Exercise goal — Write out the data again in full, exactly as it reads.

--- start Supplied material ---

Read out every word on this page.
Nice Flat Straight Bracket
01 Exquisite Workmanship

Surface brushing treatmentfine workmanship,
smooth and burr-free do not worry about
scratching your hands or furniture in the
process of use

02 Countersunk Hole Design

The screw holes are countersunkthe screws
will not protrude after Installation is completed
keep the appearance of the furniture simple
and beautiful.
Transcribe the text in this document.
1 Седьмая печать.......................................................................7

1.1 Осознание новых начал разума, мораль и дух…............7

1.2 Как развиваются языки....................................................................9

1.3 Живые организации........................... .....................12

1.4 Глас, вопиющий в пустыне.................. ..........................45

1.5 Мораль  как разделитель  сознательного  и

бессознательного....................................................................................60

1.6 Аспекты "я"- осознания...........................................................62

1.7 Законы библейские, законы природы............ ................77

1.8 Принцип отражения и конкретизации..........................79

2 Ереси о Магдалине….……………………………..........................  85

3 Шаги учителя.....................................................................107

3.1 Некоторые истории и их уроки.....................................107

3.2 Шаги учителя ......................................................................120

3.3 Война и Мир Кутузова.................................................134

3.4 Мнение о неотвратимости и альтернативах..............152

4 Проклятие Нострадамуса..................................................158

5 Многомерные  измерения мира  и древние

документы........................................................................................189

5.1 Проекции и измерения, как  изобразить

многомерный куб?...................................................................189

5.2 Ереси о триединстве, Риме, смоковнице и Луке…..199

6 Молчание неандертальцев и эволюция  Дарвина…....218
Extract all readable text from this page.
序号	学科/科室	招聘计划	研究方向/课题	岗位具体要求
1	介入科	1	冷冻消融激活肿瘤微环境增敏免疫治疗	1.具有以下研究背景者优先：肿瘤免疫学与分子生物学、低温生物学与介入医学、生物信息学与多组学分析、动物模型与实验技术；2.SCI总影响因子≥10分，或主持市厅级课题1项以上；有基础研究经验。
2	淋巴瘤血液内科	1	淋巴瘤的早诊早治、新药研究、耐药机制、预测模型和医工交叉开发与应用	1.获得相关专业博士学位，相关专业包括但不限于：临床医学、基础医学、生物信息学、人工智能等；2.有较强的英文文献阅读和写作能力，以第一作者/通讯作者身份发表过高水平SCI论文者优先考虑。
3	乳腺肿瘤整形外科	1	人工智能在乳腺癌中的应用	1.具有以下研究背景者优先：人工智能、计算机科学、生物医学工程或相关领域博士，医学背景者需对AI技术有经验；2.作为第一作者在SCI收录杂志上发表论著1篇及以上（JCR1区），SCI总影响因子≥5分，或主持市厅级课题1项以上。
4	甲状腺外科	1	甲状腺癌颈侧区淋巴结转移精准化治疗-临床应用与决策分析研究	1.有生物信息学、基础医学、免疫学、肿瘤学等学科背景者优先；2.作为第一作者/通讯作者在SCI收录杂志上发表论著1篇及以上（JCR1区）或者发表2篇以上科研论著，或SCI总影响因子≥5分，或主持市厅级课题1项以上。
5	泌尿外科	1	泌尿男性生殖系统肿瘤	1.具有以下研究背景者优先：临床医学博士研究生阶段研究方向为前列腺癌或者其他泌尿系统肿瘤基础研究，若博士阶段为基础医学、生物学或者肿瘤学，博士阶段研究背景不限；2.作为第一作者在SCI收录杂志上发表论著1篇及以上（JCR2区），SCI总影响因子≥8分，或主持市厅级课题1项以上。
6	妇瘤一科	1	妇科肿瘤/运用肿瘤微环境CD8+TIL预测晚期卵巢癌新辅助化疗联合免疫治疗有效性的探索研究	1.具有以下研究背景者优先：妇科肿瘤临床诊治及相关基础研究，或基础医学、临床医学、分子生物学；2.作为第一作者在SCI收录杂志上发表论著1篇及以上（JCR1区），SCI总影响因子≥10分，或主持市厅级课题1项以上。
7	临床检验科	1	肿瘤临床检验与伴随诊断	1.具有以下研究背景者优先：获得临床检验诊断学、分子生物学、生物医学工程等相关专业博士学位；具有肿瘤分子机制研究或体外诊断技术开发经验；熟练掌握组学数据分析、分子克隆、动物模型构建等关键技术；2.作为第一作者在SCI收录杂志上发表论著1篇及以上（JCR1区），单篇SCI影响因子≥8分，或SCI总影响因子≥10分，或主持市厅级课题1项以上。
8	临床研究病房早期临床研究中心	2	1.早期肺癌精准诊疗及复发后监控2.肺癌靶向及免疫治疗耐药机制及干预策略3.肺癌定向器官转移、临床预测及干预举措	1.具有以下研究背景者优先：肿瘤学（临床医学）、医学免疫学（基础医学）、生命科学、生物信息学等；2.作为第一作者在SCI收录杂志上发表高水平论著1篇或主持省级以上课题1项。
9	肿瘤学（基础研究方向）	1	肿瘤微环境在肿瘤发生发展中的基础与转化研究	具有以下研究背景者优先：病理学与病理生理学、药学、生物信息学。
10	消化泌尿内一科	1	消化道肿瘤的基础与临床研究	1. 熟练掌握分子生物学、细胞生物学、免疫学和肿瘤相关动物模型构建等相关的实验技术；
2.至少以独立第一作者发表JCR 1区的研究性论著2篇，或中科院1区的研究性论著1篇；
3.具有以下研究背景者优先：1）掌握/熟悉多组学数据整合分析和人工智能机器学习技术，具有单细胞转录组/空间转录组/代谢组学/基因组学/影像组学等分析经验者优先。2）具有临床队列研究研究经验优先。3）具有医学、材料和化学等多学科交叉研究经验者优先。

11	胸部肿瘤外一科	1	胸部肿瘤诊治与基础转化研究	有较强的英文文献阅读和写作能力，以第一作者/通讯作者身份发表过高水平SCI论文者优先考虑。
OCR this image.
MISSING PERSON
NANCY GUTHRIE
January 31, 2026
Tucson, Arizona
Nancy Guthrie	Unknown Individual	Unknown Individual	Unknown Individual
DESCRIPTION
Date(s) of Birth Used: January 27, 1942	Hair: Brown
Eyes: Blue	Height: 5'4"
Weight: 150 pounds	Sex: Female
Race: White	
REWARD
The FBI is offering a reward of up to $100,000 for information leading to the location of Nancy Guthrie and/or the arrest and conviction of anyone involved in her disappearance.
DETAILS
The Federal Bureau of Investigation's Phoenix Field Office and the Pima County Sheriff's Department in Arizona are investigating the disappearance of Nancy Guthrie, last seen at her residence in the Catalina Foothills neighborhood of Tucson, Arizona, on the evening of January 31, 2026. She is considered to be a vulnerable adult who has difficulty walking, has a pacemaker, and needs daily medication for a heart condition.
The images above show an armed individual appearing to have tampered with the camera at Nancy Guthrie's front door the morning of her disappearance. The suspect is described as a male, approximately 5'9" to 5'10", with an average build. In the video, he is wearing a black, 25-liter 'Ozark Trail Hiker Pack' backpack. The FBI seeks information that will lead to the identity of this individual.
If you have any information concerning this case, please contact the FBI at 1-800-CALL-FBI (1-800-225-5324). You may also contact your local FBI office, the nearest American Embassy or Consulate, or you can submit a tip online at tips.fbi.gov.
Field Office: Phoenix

--- end Supplied material ---

Output for this task —
Read out every word on this page.
Nice Flat Straight Bracket
01 Exquisite Workmanship

Surface brushing treatmentfine workmanship,
smooth and burr-free do not worry about
scratching your hands or furniture in the
process of use

02 Countersunk Hole Design

The screw holes are countersunkthe screws
will not protrude after Installation is completed
keep the appearance of the furniture simple
and beautiful.
Transcribe the text in this document.
1 Седьмая печать.......................................................................7

1.1 Осознание новых начал разума, мораль и дух…............7

1.2 Как развиваются языки....................................................................9

1.3 Живые организации........................... .....................12

1.4 Глас, вопиющий в пустыне.................. ..........................45

1.5 Мораль  как разделитель  сознательного  и

бессознательного....................................................................................60

1.6 Аспекты "я"- осознания...........................................................62

1.7 Законы библейские, законы природы............ ................77

1.8 Принцип отражения и конкретизации..........................79

2 Ереси о Магдалине….……………………………..........................  85

3 Шаги учителя.....................................................................107

3.1 Некоторые истории и их уроки.....................................107

3.2 Шаги учителя ......................................................................120

3.3 Война и Мир Кутузова.................................................134

3.4 Мнение о неотвратимости и альтернативах..............152

4 Проклятие Нострадамуса..................................................158

5 Многомерные  измерения мира  и древние

документы........................................................................................189

5.1 Проекции и измерения, как  изобразить

многомерный куб?...................................................................189

5.2 Ереси о триединстве, Риме, смоковнице и Луке…..199

6 Молчание неандертальцев и эволюция  Дарвина…....218
Extract all readable text from this page.
序号	学科/科室	招聘计划	研究方向/课题	岗位具体要求
1	介入科	1	冷冻消融激活肿瘤微环境增敏免疫治疗	1.具有以下研究背景者优先：肿瘤免疫学与分子生物学、低温生物学与介入医学、生物信息学与多组学分析、动物模型与实验技术；2.SCI总影响因子≥10分，或主持市厅级课题1项以上；有基础研究经验。
2	淋巴瘤血液内科	1	淋巴瘤的早诊早治、新药研究、耐药机制、预测模型和医工交叉开发与应用	1.获得相关专业博士学位，相关专业包括但不限于：临床医学、基础医学、生物信息学、人工智能等；2.有较强的英文文献阅读和写作能力，以第一作者/通讯作者身份发表过高水平SCI论文者优先考虑。
3	乳腺肿瘤整形外科	1	人工智能在乳腺癌中的应用	1.具有以下研究背景者优先：人工智能、计算机科学、生物医学工程或相关领域博士，医学背景者需对AI技术有经验；2.作为第一作者在SCI收录杂志上发表论著1篇及以上（JCR1区），SCI总影响因子≥5分，或主持市厅级课题1项以上。
4	甲状腺外科	1	甲状腺癌颈侧区淋巴结转移精准化治疗-临床应用与决策分析研究	1.有生物信息学、基础医学、免疫学、肿瘤学等学科背景者优先；2.作为第一作者/通讯作者在SCI收录杂志上发表论著1篇及以上（JCR1区）或者发表2篇以上科研论著，或SCI总影响因子≥5分，或主持市厅级课题1项以上。
5	泌尿外科	1	泌尿男性生殖系统肿瘤	1.具有以下研究背景者优先：临床医学博士研究生阶段研究方向为前列腺癌或者其他泌尿系统肿瘤基础研究，若博士阶段为基础医学、生物学或者肿瘤学，博士阶段研究背景不限；2.作为第一作者在SCI收录杂志上发表论著1篇及以上（JCR2区），SCI总影响因子≥8分，或主持市厅级课题1项以上。
6	妇瘤一科	1	妇科肿瘤/运用肿瘤微环境CD8+TIL预测晚期卵巢癌新辅助化疗联合免疫治疗有效性的探索研究	1.具有以下研究背景者优先：妇科肿瘤临床诊治及相关基础研究，或基础医学、临床医学、分子生物学；2.作为第一作者在SCI收录杂志上发表论著1篇及以上（JCR1区），SCI总影响因子≥10分，或主持市厅级课题1项以上。
7	临床检验科	1	肿瘤临床检验与伴随诊断	1.具有以下研究背景者优先：获得临床检验诊断学、分子生物学、生物医学工程等相关专业博士学位；具有肿瘤分子机制研究或体外诊断技术开发经验；熟练掌握组学数据分析、分子克隆、动物模型构建等关键技术；2.作为第一作者在SCI收录杂志上发表论著1篇及以上（JCR1区），单篇SCI影响因子≥8分，或SCI总影响因子≥10分，或主持市厅级课题1项以上。
8	临床研究病房早期临床研究中心	2	1.早期肺癌精准诊疗及复发后监控2.肺癌靶向及免疫治疗耐药机制及干预策略3.肺癌定向器官转移、临床预测及干预举措	1.具有以下研究背景者优先：肿瘤学（临床医学）、医学免疫学（基础医学）、生命科学、生物信息学等；2.作为第一作者在SCI收录杂志上发表高水平论著1篇或主持省级以上课题1项。
9	肿瘤学（基础研究方向）	1	肿瘤微环境在肿瘤发生发展中的基础与转化研究	具有以下研究背景者优先：病理学与病理生理学、药学、生物信息学。
10	消化泌尿内一科	1	消化道肿瘤的基础与临床研究	1. 熟练掌握分子生物学、细胞生物学、免疫学和肿瘤相关动物模型构建等相关的实验技术；
2.至少以独立第一作者发表JCR 1区的研究性论著2篇，或中科院1区的研究性论著1篇；
3.具有以下研究背景者优先：1）掌握/熟悉多组学数据整合分析和人工智能机器学习技术，具有单细胞转录组/空间转录组/代谢组学/基因组学/影像组学等分析经验者优先。2）具有临床队列研究研究经验优先。3）具有医学、材料和化学等多学科交叉研究经验者优先。

11	胸部肿瘤外一科	1	胸部肿瘤诊治与基础转化研究	有较强的英文文献阅读和写作能力，以第一作者/通讯作者身份发表过高水平SCI论文者优先考虑。
OCR this image.
MISSING PERSON
NANCY GUTHRIE
January 31, 2026
Tucson, Arizona
Nancy Guthrie	Unknown Individual	Unknown Individual	Unknown Individual
DESCRIPTION
Date(s) of Birth Used: January 27, 1942	Hair: Brown
Eyes: Blue	Height: 5'4"
Weight: 150 pounds	Sex: Female
Race: White	
REWARD
The FBI is offering a reward of up to $100,000 for information leading to the location of Nancy Guthrie and/or the arrest and conviction of anyone involved in her disappearance.
DETAILS
The Federal Bureau of Investigation's Phoenix Field Office and the Pima County Sheriff's Department in Arizona are investigating the disappearance of Nancy Guthrie, last seen at her residence in the Catalina Foothills neighborhood of Tucson, Arizona, on the evening of January 31, 2026. She is considered to be a vulnerable adult who has difficulty walking, has a pacemaker, and needs daily medication for a heart condition.
The images above show an armed individual appearing to have tampered with the camera at Nancy Guthrie's front door the morning of her disappearance. The suspect is described as a male, approximately 5'9" to 5'10", with an average build. In the video, he is wearing a black, 25-liter 'Ozark Trail Hiker Pack' backpack. The FBI seeks information that will lead to the identity of this individual.
If you have any information concerning this case, please contact the FBI at 1-800-CALL-FBI (1-800-225-5324). You may also contact your local FBI office, the nearest American Embassy or Consulate, or you can submit a tip online at tips.fbi.gov.
Field Office: Phoenix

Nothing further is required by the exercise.